## [STATED GOAL]
For each line below that includes the word "DmCtIP", make a copy.

#####

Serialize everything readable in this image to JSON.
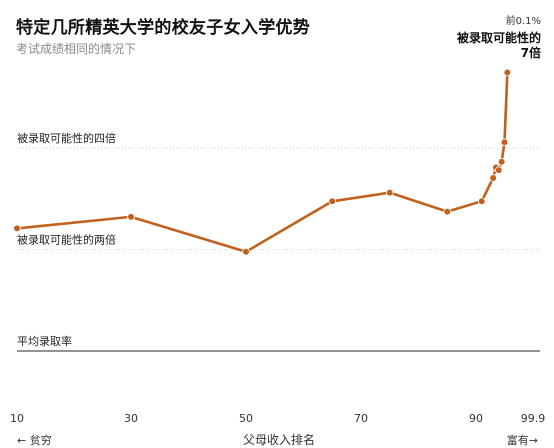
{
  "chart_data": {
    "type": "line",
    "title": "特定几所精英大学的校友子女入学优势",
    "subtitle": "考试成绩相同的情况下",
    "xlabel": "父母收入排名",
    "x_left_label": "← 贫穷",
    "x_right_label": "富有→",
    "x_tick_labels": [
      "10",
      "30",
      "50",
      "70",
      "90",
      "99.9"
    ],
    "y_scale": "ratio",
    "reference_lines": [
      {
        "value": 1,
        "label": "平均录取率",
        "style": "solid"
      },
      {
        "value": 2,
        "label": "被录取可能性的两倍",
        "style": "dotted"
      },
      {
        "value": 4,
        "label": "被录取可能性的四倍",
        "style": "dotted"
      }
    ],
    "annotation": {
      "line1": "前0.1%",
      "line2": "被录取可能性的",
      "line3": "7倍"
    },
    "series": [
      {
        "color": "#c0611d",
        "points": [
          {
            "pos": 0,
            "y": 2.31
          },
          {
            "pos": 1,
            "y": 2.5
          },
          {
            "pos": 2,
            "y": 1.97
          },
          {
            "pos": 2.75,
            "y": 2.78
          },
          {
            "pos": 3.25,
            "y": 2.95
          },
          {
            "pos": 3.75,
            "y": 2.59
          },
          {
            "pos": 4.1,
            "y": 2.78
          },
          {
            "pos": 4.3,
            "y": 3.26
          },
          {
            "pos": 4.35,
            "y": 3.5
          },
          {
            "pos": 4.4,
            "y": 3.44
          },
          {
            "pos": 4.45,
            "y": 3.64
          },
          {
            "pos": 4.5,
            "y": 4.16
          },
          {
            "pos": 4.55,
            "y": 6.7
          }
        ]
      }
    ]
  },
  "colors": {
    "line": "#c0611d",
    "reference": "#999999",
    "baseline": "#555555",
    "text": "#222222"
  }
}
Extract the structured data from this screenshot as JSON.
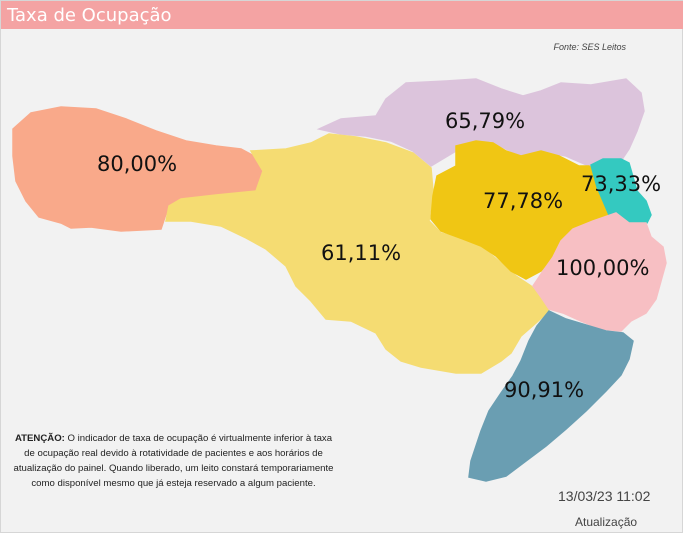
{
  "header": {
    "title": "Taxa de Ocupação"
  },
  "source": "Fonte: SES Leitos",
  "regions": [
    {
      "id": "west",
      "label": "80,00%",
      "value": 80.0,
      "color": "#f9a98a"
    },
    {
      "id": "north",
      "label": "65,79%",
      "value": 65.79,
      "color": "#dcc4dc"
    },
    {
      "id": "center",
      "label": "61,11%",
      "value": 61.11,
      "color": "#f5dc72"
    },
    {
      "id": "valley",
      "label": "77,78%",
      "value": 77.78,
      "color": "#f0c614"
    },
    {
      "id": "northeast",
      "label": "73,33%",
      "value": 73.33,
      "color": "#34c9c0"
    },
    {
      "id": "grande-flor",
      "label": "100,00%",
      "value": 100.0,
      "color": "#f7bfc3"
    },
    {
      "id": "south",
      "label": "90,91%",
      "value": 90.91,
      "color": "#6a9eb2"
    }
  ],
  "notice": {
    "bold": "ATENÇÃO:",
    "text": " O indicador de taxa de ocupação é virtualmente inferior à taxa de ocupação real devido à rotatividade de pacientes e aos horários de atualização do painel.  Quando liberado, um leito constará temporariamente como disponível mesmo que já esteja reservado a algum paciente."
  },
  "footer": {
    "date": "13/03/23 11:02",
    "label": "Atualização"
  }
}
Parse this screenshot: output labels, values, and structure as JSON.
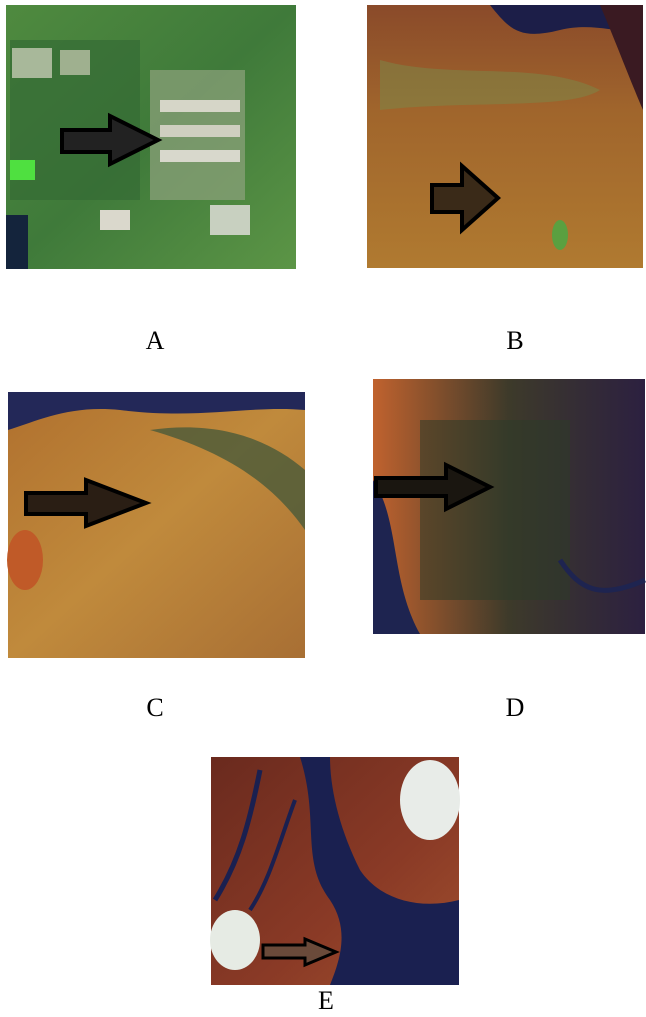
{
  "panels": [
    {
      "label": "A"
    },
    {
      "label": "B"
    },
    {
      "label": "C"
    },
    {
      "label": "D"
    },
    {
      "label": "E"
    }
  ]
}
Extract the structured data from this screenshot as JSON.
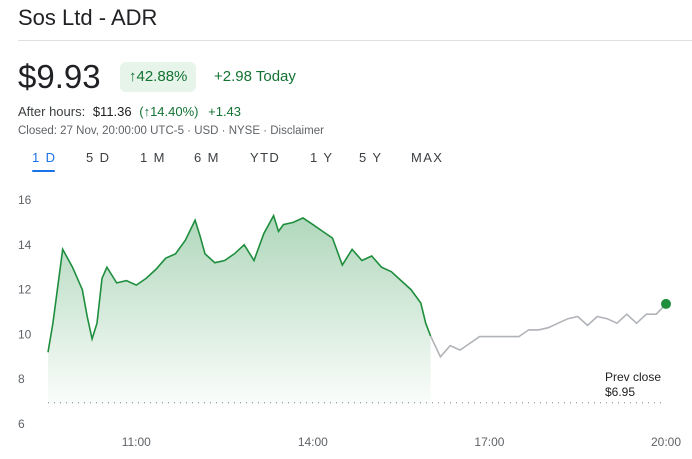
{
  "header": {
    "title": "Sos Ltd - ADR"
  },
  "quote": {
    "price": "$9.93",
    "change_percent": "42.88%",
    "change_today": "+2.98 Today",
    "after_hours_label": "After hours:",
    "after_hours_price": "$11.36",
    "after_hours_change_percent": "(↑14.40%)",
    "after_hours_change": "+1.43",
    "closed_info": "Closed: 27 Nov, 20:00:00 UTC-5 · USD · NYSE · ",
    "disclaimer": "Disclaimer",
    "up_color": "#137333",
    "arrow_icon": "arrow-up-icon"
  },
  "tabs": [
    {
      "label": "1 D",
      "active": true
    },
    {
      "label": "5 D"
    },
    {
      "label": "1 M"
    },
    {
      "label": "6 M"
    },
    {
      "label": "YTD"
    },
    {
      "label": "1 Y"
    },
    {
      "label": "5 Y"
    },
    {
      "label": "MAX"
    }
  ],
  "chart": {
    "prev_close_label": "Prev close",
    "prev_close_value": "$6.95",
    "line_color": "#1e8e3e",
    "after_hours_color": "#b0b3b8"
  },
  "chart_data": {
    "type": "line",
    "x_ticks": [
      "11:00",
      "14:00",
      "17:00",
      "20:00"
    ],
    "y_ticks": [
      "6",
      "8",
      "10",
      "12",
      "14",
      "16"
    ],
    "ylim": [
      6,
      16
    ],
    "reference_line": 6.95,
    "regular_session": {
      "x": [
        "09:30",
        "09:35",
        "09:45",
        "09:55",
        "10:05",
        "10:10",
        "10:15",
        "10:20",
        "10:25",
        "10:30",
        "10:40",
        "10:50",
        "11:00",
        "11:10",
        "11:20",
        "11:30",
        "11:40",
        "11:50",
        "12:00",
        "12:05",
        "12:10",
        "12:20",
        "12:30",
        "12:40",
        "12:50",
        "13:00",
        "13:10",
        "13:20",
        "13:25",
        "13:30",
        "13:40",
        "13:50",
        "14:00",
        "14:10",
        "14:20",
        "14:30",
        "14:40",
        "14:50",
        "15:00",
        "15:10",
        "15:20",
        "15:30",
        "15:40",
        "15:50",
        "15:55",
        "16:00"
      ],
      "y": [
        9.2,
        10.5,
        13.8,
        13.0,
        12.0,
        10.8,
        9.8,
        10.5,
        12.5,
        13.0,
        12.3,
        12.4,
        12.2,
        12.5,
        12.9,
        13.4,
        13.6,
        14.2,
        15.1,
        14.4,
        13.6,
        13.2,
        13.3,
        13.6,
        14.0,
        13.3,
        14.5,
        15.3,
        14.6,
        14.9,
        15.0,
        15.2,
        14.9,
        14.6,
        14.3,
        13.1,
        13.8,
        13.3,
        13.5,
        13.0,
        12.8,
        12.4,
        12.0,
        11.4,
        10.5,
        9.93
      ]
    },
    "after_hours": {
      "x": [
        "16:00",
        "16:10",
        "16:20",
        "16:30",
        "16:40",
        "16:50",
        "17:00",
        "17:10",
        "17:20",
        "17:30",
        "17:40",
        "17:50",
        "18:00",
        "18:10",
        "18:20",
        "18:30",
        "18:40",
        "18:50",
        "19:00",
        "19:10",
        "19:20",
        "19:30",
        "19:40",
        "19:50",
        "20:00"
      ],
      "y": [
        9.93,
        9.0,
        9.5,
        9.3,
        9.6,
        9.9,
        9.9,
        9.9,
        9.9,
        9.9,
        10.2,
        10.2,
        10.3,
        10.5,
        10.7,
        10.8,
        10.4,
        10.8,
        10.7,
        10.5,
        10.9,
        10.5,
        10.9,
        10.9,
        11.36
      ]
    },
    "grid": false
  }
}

#####

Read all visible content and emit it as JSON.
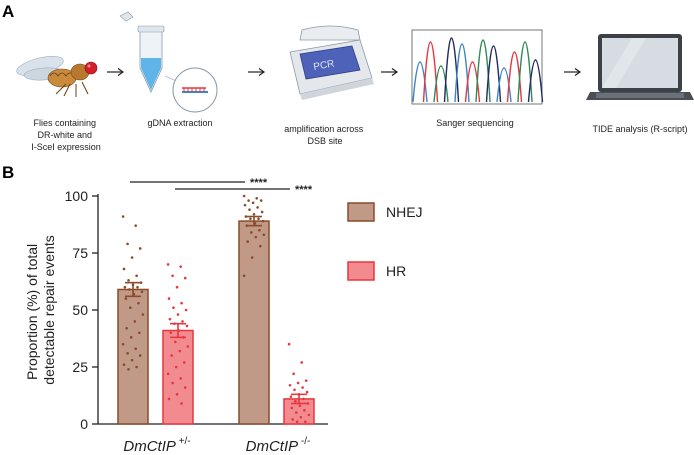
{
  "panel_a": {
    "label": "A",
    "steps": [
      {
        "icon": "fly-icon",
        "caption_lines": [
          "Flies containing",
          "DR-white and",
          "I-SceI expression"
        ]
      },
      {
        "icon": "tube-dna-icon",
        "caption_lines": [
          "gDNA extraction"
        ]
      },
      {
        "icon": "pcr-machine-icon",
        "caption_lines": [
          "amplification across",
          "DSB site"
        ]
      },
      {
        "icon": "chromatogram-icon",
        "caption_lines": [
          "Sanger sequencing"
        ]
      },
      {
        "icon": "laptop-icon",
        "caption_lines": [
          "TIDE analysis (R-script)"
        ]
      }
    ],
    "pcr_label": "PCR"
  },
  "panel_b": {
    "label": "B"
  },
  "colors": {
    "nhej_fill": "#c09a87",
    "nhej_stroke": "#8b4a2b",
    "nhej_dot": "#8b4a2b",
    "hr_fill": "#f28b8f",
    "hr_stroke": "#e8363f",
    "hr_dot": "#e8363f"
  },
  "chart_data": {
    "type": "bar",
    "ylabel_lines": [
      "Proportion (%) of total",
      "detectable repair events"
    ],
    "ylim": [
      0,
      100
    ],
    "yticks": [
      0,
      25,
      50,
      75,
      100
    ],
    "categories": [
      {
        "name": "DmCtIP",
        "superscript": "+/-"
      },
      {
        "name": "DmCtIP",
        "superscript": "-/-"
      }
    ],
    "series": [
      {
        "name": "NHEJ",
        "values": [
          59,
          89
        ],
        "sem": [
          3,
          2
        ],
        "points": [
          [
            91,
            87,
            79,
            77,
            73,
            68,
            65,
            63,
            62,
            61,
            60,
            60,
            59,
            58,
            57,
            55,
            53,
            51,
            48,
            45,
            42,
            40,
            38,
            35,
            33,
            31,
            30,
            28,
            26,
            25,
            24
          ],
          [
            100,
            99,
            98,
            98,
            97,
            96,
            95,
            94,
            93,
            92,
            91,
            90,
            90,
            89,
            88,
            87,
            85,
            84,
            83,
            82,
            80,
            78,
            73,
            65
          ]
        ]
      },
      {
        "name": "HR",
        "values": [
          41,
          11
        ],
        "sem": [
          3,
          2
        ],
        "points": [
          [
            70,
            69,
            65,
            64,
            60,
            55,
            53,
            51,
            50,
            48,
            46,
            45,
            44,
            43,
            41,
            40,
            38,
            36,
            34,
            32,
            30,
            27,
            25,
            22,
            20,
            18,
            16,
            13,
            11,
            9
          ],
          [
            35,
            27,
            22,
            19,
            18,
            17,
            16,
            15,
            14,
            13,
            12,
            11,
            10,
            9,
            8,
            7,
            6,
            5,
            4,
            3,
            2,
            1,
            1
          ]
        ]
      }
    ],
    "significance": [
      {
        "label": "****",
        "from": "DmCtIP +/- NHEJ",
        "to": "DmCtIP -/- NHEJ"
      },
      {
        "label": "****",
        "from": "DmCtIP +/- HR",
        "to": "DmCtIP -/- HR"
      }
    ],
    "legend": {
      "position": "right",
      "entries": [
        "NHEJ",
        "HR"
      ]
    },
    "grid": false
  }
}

#####

## [CORRECT RESPONSE]
        "name": "DmCtIP",
        "name": "DmCtIP",
        "from": "DmCtIP +/- NHEJ",
        "to": "DmCtIP -/- NHEJ"
        "from": "DmCtIP +/- HR",
        "to": "DmCtIP -/- HR"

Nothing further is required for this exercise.